### TAREFA CURTA 1
Quais linhas dos registros contêm a palavra “tick”? Reúna todas elas, levando em conta a diferença entre maiúsculas e minúsculas.

### PÁGINA
★ ★ ★
O Encontro de Francisco de Assis
e Sultão Al-Malik Al-Kamil
“No décimo terceiro ano de sua conversão, foi
para a Síria e, embora recrudescessem cada dia terríveis e duros combates entre
cristãos e pagãos, não teve medo de se apresentar ao sultão dos sarracenos,
levando um companheiro. Quem vai poder contar a coragem com que se manteve
diante dele, a fortaleza com que falou, a eloquência e a confiança com que
respondeu aos que insultavam a lei cristã? Preso pelos guardas antes de chegar
ao sultão, não se assustou nem quando foi ofendido e açoitado, não recuou diante
de suplícios e não ficou com medo nem da ameaça de morte. Foi maltratado por
muitos que eram hostis e adversos, mas o sultão o recebeu muito bem.
Reverenciou-o quanto lhe foi possível e lhe ofereceu muitos presentes, tentando
convertê-lo para o espírito mundano. Mas, quando viu que ele desprezava
valentemente todas as coisas como se não passassem de esterco, ficou
admiradíssimo e olhava para ele como um homem diferente. Ficou muito comovido
com suas palavras e o ouviu de muito boa vontade. Apesar de tudo isso, o Senhor
não satisfez o seu desejo, pois lhe estava reservando o privilégio de uma graça
especial. (Tomás de Celano – Primeira Vida).
★ ★ ★
### DADOS EXTRAÍDOS
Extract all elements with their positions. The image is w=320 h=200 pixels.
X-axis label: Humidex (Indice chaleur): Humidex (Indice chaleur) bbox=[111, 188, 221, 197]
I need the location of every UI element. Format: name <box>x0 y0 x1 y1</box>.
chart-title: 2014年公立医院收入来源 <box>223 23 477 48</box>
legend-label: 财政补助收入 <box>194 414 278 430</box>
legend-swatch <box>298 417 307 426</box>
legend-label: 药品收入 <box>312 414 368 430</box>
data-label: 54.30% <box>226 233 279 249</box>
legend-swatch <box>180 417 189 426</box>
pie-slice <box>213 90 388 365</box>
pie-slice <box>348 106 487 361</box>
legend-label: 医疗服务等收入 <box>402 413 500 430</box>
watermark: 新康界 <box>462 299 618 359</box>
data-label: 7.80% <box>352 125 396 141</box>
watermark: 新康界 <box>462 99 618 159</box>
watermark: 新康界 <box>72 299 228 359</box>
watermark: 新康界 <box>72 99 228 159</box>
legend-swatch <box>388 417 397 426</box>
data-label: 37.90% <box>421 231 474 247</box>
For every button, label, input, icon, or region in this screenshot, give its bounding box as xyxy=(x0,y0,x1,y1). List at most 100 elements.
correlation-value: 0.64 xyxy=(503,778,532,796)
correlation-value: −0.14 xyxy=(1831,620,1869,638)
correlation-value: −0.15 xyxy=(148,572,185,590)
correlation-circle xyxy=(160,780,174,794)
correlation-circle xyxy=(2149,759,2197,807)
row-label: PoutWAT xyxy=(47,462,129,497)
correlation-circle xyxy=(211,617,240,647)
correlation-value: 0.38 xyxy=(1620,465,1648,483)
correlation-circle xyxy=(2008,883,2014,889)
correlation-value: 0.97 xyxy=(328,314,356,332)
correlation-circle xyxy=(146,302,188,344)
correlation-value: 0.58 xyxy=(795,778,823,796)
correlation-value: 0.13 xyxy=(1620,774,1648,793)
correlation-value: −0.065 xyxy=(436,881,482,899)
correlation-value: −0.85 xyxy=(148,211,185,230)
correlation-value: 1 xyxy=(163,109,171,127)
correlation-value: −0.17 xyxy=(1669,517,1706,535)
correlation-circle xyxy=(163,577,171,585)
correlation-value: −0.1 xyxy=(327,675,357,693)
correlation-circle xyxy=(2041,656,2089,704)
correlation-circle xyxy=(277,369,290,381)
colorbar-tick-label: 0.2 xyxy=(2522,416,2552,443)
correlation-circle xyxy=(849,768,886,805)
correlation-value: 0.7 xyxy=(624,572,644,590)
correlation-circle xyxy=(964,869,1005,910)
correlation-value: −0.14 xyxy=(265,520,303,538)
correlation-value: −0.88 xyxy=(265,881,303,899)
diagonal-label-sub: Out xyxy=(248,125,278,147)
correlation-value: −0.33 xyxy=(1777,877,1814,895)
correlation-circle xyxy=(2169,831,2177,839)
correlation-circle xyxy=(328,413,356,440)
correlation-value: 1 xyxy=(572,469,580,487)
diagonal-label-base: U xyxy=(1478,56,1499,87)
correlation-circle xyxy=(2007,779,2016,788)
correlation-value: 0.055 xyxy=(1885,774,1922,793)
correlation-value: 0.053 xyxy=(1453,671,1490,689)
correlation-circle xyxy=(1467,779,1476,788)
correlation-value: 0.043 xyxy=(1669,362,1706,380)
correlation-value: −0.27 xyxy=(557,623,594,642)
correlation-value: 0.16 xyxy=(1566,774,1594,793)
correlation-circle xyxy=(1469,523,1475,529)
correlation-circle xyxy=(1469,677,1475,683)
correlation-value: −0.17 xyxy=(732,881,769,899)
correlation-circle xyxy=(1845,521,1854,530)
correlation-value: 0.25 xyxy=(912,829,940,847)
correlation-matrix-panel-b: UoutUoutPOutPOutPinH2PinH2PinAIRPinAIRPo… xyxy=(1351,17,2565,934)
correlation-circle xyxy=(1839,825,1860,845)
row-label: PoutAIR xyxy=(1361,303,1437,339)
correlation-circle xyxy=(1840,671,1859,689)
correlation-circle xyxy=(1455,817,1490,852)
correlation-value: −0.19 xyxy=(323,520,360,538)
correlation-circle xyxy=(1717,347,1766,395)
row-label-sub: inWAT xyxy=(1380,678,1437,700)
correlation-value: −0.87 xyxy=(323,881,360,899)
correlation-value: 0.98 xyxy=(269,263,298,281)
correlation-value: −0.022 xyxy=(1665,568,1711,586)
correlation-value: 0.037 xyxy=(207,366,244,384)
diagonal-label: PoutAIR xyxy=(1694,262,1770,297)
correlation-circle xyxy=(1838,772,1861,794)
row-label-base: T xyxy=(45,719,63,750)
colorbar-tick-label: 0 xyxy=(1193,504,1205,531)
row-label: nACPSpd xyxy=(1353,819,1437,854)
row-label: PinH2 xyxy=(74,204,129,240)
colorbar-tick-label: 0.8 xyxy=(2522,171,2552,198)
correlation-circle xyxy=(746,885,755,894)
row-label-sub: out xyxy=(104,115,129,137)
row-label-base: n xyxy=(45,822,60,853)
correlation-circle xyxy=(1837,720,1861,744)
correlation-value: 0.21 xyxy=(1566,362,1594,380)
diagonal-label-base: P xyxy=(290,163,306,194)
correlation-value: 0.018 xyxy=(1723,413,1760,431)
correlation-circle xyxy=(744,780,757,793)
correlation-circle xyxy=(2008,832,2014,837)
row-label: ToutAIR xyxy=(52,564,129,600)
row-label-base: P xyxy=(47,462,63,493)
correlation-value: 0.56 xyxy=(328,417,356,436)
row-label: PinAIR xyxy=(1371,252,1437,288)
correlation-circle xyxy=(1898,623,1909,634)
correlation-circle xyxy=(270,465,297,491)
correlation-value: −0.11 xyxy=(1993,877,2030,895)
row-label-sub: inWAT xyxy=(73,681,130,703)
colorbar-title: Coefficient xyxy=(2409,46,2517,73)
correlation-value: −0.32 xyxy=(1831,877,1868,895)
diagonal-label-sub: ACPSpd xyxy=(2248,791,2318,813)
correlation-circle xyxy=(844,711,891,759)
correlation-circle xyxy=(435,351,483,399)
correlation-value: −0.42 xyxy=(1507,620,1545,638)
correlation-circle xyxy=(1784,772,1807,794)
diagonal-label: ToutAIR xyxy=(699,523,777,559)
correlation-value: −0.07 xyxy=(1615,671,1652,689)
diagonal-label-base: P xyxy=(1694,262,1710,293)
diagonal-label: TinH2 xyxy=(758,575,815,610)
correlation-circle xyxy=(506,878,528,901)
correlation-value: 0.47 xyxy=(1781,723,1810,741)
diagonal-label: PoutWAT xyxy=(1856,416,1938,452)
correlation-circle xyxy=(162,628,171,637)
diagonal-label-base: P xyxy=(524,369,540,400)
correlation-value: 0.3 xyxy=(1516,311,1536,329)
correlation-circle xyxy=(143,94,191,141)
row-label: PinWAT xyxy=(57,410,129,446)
★ ★ ★
### TAREFA CURTA 2
Dê continuidade ao relato sobre o encontro de Francisco de Assis com o sultão, a partir do ponto em que ele termina.

### RESPOSTA DA TAREFA 1
colorbar-tick-label: 0.2 xyxy=(2522,416,2552,443)
colorbar-tick-label: 0 xyxy=(1193,504,1205,531)
colorbar-tick-label: 0.8 xyxy=(2522,171,2552,198)

### RESPOSTA DA TAREFA 2
O sonho de
Francisco se realiza – p 11.
Em 1219, finalmente Francisco
consegue realizar seu sonho: partindo de Ancona no mês de junho com Pedro
Cattani aporta em São João d’Acre onde encontra Frei Elias e seus companheiros
que Já se encontravam lá. A partir daí, fim de julho ou começo de agosto, chega
a Damieta, porto importante, situado no delta do Nilo que estava ocupado pelas
tropas dos cruzados.
No dia 12 de abril, com efeito,
Inocêncio III, edita a bula Quia maior por meio da qual convidava os prelados
da Igreja a se reunirem em Concílio em Roma. No ano de 1215, havia lançado
forte apelo aos cristãos do Ocidente pela Cruzada. Depois de ter traçado um
perfil bastante sombrio do fundador do Islã, anunciava a derrota definitiva e
última dos sarracenos: “Um filho da perdição, o pseudo-profeta Maomé se
levantou. Por meio de incitações terrestres e prazeres carnais, fez com que
muitos se desviassem da verdade. Sua perfídia durou até nossos dias. Temos fé
em Deus de que o fim da Besta está próximo. O número (da Besta) segundo o
Apocalipse de João, é 666 sendo que já se transcorreram certa de seiscentos
anos (citação do autor Tolan)”.
A iniciativa da nova Cruzada – a
quinta segundo a lista tradicional – deve-se ao sucesso da grande vitória dos
reis de Castela e Aragão expulsando de suas terras os 11 adversários muçulmanos
do sul da Espanha, com exceção da parte extrema que iria se constituir no reino
de Granada.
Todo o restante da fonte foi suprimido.